Exercise >> All lines holding the string "bills" are to be shown.

Records for the exercise >>
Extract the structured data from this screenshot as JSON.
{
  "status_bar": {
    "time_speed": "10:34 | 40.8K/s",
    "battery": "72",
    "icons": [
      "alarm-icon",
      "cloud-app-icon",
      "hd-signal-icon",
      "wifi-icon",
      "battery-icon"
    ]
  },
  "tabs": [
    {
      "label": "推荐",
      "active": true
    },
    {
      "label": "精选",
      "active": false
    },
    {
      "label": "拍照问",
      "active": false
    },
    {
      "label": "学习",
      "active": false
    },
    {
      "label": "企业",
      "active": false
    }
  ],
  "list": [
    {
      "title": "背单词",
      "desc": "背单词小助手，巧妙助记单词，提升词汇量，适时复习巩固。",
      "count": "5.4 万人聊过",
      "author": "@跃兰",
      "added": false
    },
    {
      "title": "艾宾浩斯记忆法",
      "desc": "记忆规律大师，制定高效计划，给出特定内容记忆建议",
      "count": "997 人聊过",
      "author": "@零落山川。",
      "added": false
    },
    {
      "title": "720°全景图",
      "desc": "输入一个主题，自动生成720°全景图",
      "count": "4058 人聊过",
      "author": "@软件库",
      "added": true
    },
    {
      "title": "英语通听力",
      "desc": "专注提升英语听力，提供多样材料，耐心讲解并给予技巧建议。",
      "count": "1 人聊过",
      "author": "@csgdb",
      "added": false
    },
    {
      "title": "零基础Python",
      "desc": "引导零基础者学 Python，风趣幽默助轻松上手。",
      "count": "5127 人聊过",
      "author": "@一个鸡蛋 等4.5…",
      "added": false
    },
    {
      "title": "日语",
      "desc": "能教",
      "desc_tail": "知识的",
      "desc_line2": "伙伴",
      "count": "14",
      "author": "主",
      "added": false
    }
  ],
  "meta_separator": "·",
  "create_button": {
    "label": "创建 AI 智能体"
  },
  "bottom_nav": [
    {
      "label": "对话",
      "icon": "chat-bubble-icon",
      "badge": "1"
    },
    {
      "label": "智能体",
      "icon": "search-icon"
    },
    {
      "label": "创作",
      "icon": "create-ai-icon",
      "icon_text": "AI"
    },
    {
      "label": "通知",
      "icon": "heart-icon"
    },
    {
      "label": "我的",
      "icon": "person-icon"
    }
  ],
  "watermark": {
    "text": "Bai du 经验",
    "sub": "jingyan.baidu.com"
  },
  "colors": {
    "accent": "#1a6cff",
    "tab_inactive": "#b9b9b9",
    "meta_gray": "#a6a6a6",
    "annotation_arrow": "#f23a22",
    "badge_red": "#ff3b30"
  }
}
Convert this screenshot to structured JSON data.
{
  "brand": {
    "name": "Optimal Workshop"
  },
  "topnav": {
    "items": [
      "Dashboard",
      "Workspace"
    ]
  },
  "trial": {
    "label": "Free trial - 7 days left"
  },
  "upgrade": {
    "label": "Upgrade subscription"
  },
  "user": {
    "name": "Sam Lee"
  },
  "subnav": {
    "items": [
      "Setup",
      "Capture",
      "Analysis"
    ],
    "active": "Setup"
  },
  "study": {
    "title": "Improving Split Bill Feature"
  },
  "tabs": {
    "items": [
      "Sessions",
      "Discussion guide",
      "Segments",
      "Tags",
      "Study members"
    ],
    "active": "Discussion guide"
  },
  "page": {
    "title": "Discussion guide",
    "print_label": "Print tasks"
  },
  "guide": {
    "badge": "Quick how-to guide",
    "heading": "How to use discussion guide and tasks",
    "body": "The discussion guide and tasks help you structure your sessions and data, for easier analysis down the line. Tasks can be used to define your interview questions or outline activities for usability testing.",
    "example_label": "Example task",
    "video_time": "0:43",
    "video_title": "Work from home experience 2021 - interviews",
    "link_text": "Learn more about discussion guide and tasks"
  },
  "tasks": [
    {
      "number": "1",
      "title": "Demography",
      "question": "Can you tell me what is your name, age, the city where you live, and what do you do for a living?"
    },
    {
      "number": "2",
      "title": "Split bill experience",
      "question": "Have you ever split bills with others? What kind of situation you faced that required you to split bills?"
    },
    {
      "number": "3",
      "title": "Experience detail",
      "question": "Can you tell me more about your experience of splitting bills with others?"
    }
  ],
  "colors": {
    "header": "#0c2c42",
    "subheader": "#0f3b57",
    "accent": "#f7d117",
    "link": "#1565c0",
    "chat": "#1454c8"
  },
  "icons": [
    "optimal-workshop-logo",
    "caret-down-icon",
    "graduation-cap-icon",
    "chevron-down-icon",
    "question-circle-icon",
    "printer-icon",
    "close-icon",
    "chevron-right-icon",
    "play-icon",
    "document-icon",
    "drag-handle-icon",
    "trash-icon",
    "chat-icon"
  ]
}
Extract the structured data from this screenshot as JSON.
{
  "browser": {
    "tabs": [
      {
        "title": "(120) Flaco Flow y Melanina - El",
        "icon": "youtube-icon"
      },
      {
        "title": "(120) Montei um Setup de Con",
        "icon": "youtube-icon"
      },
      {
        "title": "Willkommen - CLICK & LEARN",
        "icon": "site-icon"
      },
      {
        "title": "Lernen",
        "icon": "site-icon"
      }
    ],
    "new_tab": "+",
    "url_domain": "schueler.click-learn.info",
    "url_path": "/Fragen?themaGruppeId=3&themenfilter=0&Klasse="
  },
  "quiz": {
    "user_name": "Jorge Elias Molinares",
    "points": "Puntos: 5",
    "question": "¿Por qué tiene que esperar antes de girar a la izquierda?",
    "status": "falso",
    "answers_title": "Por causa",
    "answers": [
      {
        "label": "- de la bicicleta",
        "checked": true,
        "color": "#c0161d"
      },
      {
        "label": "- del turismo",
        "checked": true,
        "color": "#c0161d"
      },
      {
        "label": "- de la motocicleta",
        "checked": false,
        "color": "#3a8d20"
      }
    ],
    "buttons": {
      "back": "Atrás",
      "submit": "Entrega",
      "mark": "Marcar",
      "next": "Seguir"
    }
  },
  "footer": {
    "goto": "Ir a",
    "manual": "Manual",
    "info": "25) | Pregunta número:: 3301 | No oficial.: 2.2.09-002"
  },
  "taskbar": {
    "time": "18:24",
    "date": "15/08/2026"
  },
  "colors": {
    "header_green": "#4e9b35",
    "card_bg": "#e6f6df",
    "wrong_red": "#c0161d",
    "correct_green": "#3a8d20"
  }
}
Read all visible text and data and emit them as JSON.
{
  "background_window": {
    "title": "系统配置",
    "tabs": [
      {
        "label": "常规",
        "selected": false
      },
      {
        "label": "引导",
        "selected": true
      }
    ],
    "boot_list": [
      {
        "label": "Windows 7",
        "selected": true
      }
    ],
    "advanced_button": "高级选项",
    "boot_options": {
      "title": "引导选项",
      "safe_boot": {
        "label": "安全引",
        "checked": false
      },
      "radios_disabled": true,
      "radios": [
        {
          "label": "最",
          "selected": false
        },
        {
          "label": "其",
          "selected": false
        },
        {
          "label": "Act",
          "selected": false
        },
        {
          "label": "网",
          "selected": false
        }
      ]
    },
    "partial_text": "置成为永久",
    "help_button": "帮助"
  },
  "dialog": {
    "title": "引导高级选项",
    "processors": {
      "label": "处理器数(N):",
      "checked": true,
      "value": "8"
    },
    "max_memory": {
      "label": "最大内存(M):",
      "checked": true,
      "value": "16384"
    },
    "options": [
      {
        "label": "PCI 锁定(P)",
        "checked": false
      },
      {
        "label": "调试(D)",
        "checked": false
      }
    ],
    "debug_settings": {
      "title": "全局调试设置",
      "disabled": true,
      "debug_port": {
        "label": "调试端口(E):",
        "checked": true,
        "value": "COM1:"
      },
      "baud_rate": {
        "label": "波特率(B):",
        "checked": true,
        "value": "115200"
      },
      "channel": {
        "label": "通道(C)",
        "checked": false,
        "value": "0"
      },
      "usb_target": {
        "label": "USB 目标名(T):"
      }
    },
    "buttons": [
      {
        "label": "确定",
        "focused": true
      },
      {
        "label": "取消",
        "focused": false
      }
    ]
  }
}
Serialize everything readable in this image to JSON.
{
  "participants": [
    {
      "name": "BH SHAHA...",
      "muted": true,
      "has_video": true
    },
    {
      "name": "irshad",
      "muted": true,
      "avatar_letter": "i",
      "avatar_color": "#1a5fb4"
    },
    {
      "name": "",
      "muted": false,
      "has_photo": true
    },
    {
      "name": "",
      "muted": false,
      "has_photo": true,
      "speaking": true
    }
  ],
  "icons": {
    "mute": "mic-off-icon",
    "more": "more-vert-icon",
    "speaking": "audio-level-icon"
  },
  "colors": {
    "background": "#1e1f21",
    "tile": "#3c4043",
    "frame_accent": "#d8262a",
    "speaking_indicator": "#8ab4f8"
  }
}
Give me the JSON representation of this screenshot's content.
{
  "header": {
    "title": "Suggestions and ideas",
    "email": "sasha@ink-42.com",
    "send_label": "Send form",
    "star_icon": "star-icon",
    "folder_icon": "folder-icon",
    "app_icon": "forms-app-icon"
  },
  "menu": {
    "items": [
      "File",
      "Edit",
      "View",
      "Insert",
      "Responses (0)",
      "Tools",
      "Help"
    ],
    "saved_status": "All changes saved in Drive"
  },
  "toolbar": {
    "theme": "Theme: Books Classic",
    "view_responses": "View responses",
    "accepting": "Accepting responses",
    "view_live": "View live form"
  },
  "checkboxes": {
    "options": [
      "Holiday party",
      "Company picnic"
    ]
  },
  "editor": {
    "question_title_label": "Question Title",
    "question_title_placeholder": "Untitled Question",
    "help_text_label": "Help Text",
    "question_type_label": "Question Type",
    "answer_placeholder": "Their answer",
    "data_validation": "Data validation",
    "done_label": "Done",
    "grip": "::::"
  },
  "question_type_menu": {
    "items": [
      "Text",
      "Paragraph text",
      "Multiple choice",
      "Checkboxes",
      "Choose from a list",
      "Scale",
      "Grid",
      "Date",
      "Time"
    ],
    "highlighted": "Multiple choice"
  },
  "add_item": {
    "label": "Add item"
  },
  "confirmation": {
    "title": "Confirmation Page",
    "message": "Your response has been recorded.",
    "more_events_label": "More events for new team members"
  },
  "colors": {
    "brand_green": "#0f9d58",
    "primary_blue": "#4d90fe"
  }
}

Answer to this task >>
      "question": "Have you ever split bills with others? What kind of situation you faced that required you to split bills?"
      "question": "Can you tell me more about your experience of splitting bills with others?"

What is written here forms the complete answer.